▶ Extracted information
>>
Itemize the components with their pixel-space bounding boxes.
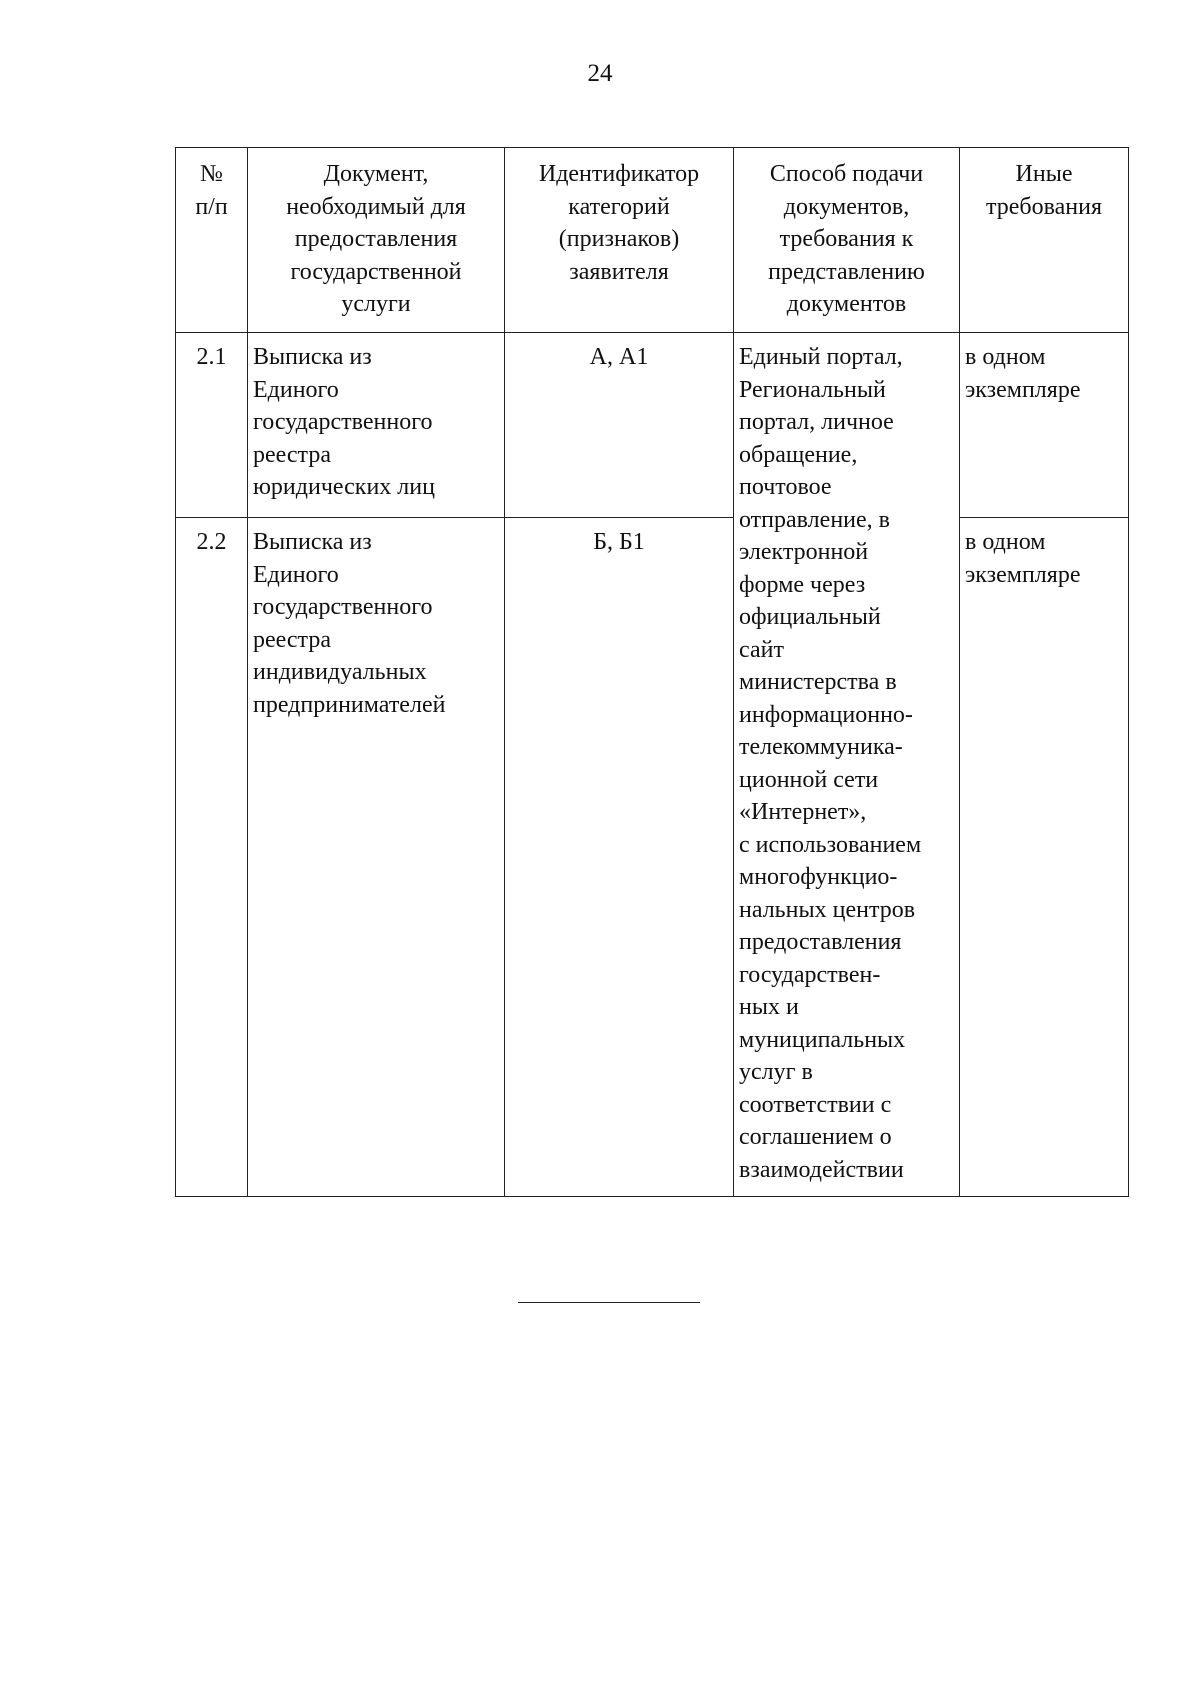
header-identifier: Идентификатор категорий (признаков) заявителя — [505, 148, 734, 333]
header-other: Иные требования — [960, 148, 1129, 333]
header-document: Документ, необходимый для предоставления государственной услуги — [248, 148, 505, 333]
table-row — [176, 333, 1129, 518]
row-number: 2.2 — [176, 518, 248, 1197]
closing-rule — [518, 1302, 700, 1303]
header-method: Способ подачи документов, требования к представлению документов — [734, 148, 960, 333]
other-requirements: в одном экземпляре — [960, 333, 1129, 518]
row-number: 2.1 — [176, 333, 248, 518]
document-name: Выписка из Единого государственного реестра индивидуальных предпринимателей — [248, 518, 505, 1197]
requirements-table — [175, 147, 1129, 1197]
applicant-identifier: А, А1 — [505, 333, 734, 518]
table-header-row — [176, 148, 1129, 333]
document-name: Выписка из Единого государственного реестра юридических лиц — [248, 333, 505, 518]
submission-method: Единый портал, Региональный портал, личное обращение, почтовое отправление, в электронной форме через официальный сайт министерства в информационно- телекоммуника- ционной сети «Интернет», с использованием многофункцио- нальных центров предоставления государствен- ных и муниципальных услуг в соответствии с соглашением о взаимодействии — [734, 333, 960, 1197]
header-num: № п/п — [176, 148, 248, 333]
page-number: 24 — [587, 60, 613, 87]
table-row — [176, 518, 1129, 1197]
applicant-identifier: Б, Б1 — [505, 518, 734, 1197]
other-requirements: в одном экземпляре — [960, 518, 1129, 1197]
<<
▶ Brief
In the lines from the one containing "header-identifier: Идентификатор категорий" through the one containing "page-number: 24 — [587, 60, 613, 87]", inclusive, rename "document-name" to "document-title" and change nothing else. Give back only those lines.

▶ Solution to this task
header-identifier: Идентификатор категорий (признаков) заявителя — [505, 148, 734, 333]
header-other: Иные требования — [960, 148, 1129, 333]
header-document: Документ, необходимый для предоставления государственной услуги — [248, 148, 505, 333]
table-row — [176, 333, 1129, 518]
row-number: 2.2 — [176, 518, 248, 1197]
closing-rule — [518, 1302, 700, 1303]
header-method: Способ подачи документов, требования к представлению документов — [734, 148, 960, 333]
other-requirements: в одном экземпляре — [960, 333, 1129, 518]
row-number: 2.1 — [176, 333, 248, 518]
document-title: Выписка из Единого государственного реестра индивидуальных предпринимателей — [248, 518, 505, 1197]
requirements-table — [175, 147, 1129, 1197]
applicant-identifier: А, А1 — [505, 333, 734, 518]
table-header-row — [176, 148, 1129, 333]
document-title: Выписка из Единого государственного реестра юридических лиц — [248, 333, 505, 518]
submission-method: Единый портал, Региональный портал, личное обращение, почтовое отправление, в электронной форме через официальный сайт министерства в информационно- телекоммуника- ционной сети «Интернет», с использованием многофункцио- нальных центров предоставления государствен- ных и муниципальных услуг в соответствии с соглашением о взаимодействии — [734, 333, 960, 1197]
header-num: № п/п — [176, 148, 248, 333]
page-number: 24 — [587, 60, 613, 87]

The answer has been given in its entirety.